(Bounding box annotations)

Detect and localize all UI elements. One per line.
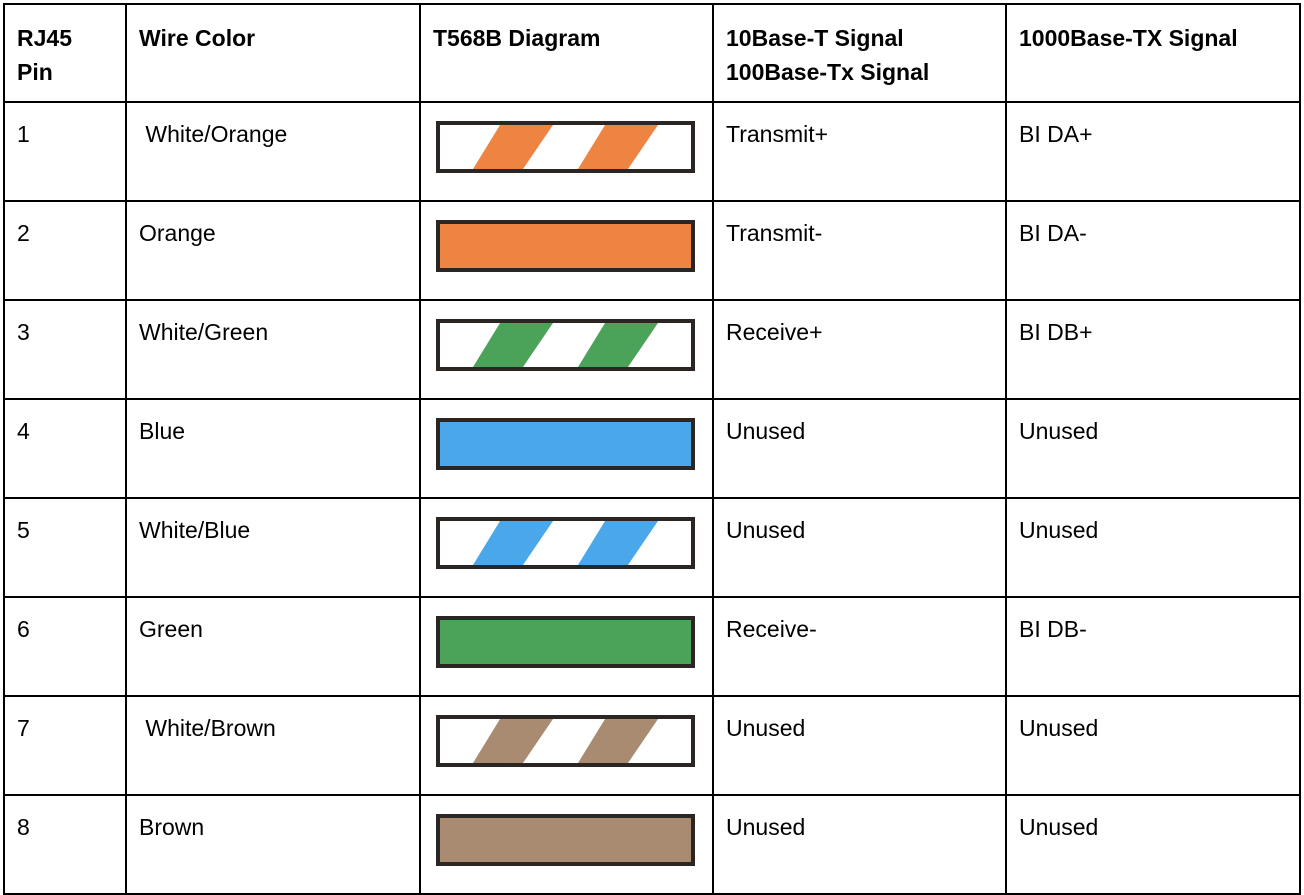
wire-color-cell: Brown [125, 794, 421, 895]
striped-wire-icon [436, 715, 695, 767]
wire-color-cell: Orange [125, 200, 421, 301]
solid-wire-icon [436, 220, 695, 272]
signal-1000-cell: BI DA- [1005, 200, 1301, 301]
wire-body [436, 418, 695, 470]
solid-wire-icon [436, 616, 695, 668]
solid-wire-icon [436, 814, 695, 866]
signal-10-100-cell: Unused [712, 794, 1007, 895]
pin-cell: 1 [3, 101, 127, 202]
table-row: 8 Brown Unused Unused [3, 794, 1301, 895]
header-diagram: T568B Diagram [419, 3, 714, 103]
pin-cell: 5 [3, 497, 127, 598]
header-signal-line1: 10Base-T Signal [726, 25, 904, 51]
wire-body [436, 220, 695, 272]
table-row: 4 Blue Unused Unused [3, 398, 1301, 499]
diagram-cell [419, 596, 714, 697]
header-pin-line1: RJ45 [17, 25, 72, 51]
wire-outline [436, 517, 695, 569]
wire-outline [436, 121, 695, 173]
header-pin: RJ45 Pin [3, 3, 127, 103]
signal-10-100-cell: Unused [712, 695, 1007, 796]
table-row: 3 White/Green Receive+ BI DB+ [3, 299, 1301, 400]
table-row: 7 White/Brown Unused Unused [3, 695, 1301, 796]
wire-color-cell: White/Orange [125, 101, 421, 202]
table-row: 1 White/Orange Transmit+ BI DA+ [3, 101, 1301, 202]
diagram-cell [419, 200, 714, 301]
signal-1000-cell: Unused [1005, 497, 1301, 598]
table-row: 6 Green Receive- BI DB- [3, 596, 1301, 697]
wire-color-cell: White/Blue [125, 497, 421, 598]
diagram-cell [419, 299, 714, 400]
signal-1000-cell: BI DB+ [1005, 299, 1301, 400]
wire-color-cell: Blue [125, 398, 421, 499]
header-row: RJ45 Pin Wire Color T568B Diagram 10Base-… [3, 3, 1301, 103]
header-10-100-signal: 10Base-T Signal 100Base-Tx Signal [712, 3, 1007, 103]
wire-outline [436, 319, 695, 371]
striped-wire-icon [436, 121, 695, 173]
pin-cell: 4 [3, 398, 127, 499]
striped-wire-icon [436, 319, 695, 371]
wire-stripe [473, 719, 553, 763]
header-pin-line2: Pin [17, 59, 53, 85]
signal-10-100-cell: Receive+ [712, 299, 1007, 400]
diagram-cell [419, 497, 714, 598]
header-1000-signal: 1000Base-TX Signal [1005, 3, 1301, 103]
wire-outline [436, 715, 695, 767]
pinout-table: RJ45 Pin Wire Color T568B Diagram 10Base-… [3, 3, 1301, 895]
wire-stripe [578, 719, 658, 763]
pin-cell: 8 [3, 794, 127, 895]
wire-stripe [578, 521, 658, 565]
wire-color-cell: Green [125, 596, 421, 697]
wire-stripe [473, 323, 553, 367]
wire-stripe [473, 125, 553, 169]
pin-cell: 2 [3, 200, 127, 301]
signal-10-100-cell: Transmit- [712, 200, 1007, 301]
diagram-cell [419, 101, 714, 202]
signal-10-100-cell: Transmit+ [712, 101, 1007, 202]
signal-1000-cell: BI DB- [1005, 596, 1301, 697]
diagram-cell [419, 695, 714, 796]
signal-10-100-cell: Receive- [712, 596, 1007, 697]
header-wire-color: Wire Color [125, 3, 421, 103]
signal-10-100-cell: Unused [712, 398, 1007, 499]
signal-1000-cell: BI DA+ [1005, 101, 1301, 202]
wire-body [436, 814, 695, 866]
diagram-cell [419, 398, 714, 499]
diagram-cell [419, 794, 714, 895]
pin-cell: 6 [3, 596, 127, 697]
header-signal-line2: 100Base-Tx Signal [726, 59, 930, 85]
pin-cell: 7 [3, 695, 127, 796]
wire-color-cell: White/Green [125, 299, 421, 400]
wire-stripe [473, 521, 553, 565]
signal-1000-cell: Unused [1005, 398, 1301, 499]
wire-stripe [578, 323, 658, 367]
wire-body [436, 616, 695, 668]
solid-wire-icon [436, 418, 695, 470]
table-row: 2 Orange Transmit- BI DA- [3, 200, 1301, 301]
wire-color-cell: White/Brown [125, 695, 421, 796]
pin-cell: 3 [3, 299, 127, 400]
striped-wire-icon [436, 517, 695, 569]
signal-10-100-cell: Unused [712, 497, 1007, 598]
signal-1000-cell: Unused [1005, 695, 1301, 796]
wire-stripe [578, 125, 658, 169]
table-row: 5 White/Blue Unused Unused [3, 497, 1301, 598]
signal-1000-cell: Unused [1005, 794, 1301, 895]
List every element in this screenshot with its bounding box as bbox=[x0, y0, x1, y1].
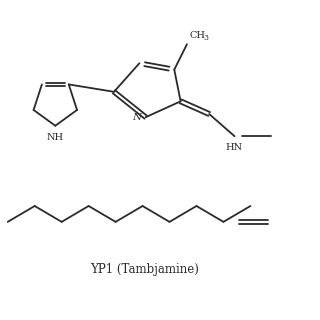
Text: CH: CH bbox=[189, 31, 205, 40]
Text: 3: 3 bbox=[204, 34, 208, 42]
Text: N: N bbox=[132, 113, 141, 122]
Text: NH: NH bbox=[47, 133, 64, 142]
Text: YP1 (Tambjamine): YP1 (Tambjamine) bbox=[90, 263, 199, 276]
Text: HN: HN bbox=[225, 143, 243, 152]
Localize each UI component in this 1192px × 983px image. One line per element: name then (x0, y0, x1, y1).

> Direction
Please extract all of the lines above, copying each one character for character and leaving out the pictures.

> Task response
Detect and localize all UI elements. One per line.
wire-color-cell: Brown [125, 794, 421, 895]
striped-wire-icon [436, 715, 695, 767]
wire-color-cell: Orange [125, 200, 421, 301]
solid-wire-icon [436, 220, 695, 272]
signal-1000-cell: BI DA- [1005, 200, 1301, 301]
wire-body [436, 418, 695, 470]
solid-wire-icon [436, 616, 695, 668]
solid-wire-icon [436, 814, 695, 866]
signal-10-100-cell: Unused [712, 794, 1007, 895]
pin-cell: 1 [3, 101, 127, 202]
table-row: 8 Brown Unused Unused [3, 794, 1301, 895]
header-diagram: T568B Diagram [419, 3, 714, 103]
pin-cell: 5 [3, 497, 127, 598]
header-signal-line1: 10Base-T Signal [726, 25, 904, 51]
wire-body [436, 220, 695, 272]
table-row: 4 Blue Unused Unused [3, 398, 1301, 499]
diagram-cell [419, 596, 714, 697]
header-pin-line1: RJ45 [17, 25, 72, 51]
wire-outline [436, 517, 695, 569]
wire-outline [436, 121, 695, 173]
header-pin: RJ45 Pin [3, 3, 127, 103]
signal-10-100-cell: Unused [712, 695, 1007, 796]
table-row: 3 White/Green Receive+ BI DB+ [3, 299, 1301, 400]
table-row: 7 White/Brown Unused Unused [3, 695, 1301, 796]
wire-color-cell: White/Orange [125, 101, 421, 202]
table-row: 1 White/Orange Transmit+ BI DA+ [3, 101, 1301, 202]
diagram-cell [419, 200, 714, 301]
signal-1000-cell: Unused [1005, 497, 1301, 598]
table-row: 6 Green Receive- BI DB- [3, 596, 1301, 697]
wire-color-cell: White/Blue [125, 497, 421, 598]
diagram-cell [419, 299, 714, 400]
signal-1000-cell: BI DB+ [1005, 299, 1301, 400]
wire-color-cell: Blue [125, 398, 421, 499]
header-row: RJ45 Pin Wire Color T568B Diagram 10Base-… [3, 3, 1301, 103]
header-10-100-signal: 10Base-T Signal 100Base-Tx Signal [712, 3, 1007, 103]
wire-outline [436, 319, 695, 371]
striped-wire-icon [436, 121, 695, 173]
pin-cell: 4 [3, 398, 127, 499]
striped-wire-icon [436, 319, 695, 371]
wire-stripe [473, 719, 553, 763]
header-pin-line2: Pin [17, 59, 53, 85]
signal-10-100-cell: Receive+ [712, 299, 1007, 400]
diagram-cell [419, 497, 714, 598]
header-1000-signal: 1000Base-TX Signal [1005, 3, 1301, 103]
wire-outline [436, 715, 695, 767]
pinout-table: RJ45 Pin Wire Color T568B Diagram 10Base-… [3, 3, 1301, 895]
wire-stripe [578, 719, 658, 763]
pin-cell: 8 [3, 794, 127, 895]
wire-stripe [578, 521, 658, 565]
wire-color-cell: Green [125, 596, 421, 697]
wire-stripe [473, 323, 553, 367]
wire-stripe [473, 125, 553, 169]
pin-cell: 2 [3, 200, 127, 301]
signal-10-100-cell: Transmit- [712, 200, 1007, 301]
diagram-cell [419, 101, 714, 202]
signal-10-100-cell: Transmit+ [712, 101, 1007, 202]
signal-1000-cell: BI DB- [1005, 596, 1301, 697]
diagram-cell [419, 695, 714, 796]
signal-10-100-cell: Receive- [712, 596, 1007, 697]
header-wire-color: Wire Color [125, 3, 421, 103]
signal-10-100-cell: Unused [712, 398, 1007, 499]
signal-1000-cell: BI DA+ [1005, 101, 1301, 202]
wire-body [436, 814, 695, 866]
diagram-cell [419, 398, 714, 499]
diagram-cell [419, 794, 714, 895]
pin-cell: 6 [3, 596, 127, 697]
header-signal-line2: 100Base-Tx Signal [726, 59, 930, 85]
pin-cell: 7 [3, 695, 127, 796]
wire-color-cell: White/Green [125, 299, 421, 400]
wire-stripe [473, 521, 553, 565]
signal-1000-cell: Unused [1005, 398, 1301, 499]
wire-stripe [578, 323, 658, 367]
wire-body [436, 616, 695, 668]
solid-wire-icon [436, 418, 695, 470]
table-row: 2 Orange Transmit- BI DA- [3, 200, 1301, 301]
wire-color-cell: White/Brown [125, 695, 421, 796]
pin-cell: 3 [3, 299, 127, 400]
striped-wire-icon [436, 517, 695, 569]
signal-10-100-cell: Unused [712, 497, 1007, 598]
signal-1000-cell: Unused [1005, 695, 1301, 796]
wire-stripe [578, 125, 658, 169]
table-row: 5 White/Blue Unused Unused [3, 497, 1301, 598]
signal-1000-cell: Unused [1005, 794, 1301, 895]
List every element in this screenshot with its bounding box as bbox=[x0, y0, x1, y1].
Text: CH: CH bbox=[189, 31, 205, 40]
Text: 3: 3 bbox=[204, 34, 208, 42]
Text: N: N bbox=[132, 113, 141, 122]
Text: NH: NH bbox=[47, 133, 64, 142]
Text: YP1 (Tambjamine): YP1 (Tambjamine) bbox=[90, 263, 199, 276]
Text: HN: HN bbox=[225, 143, 243, 152]
Localize each UI component in this 1192px × 983px image. One line per element: name then (x0, y0, x1, y1).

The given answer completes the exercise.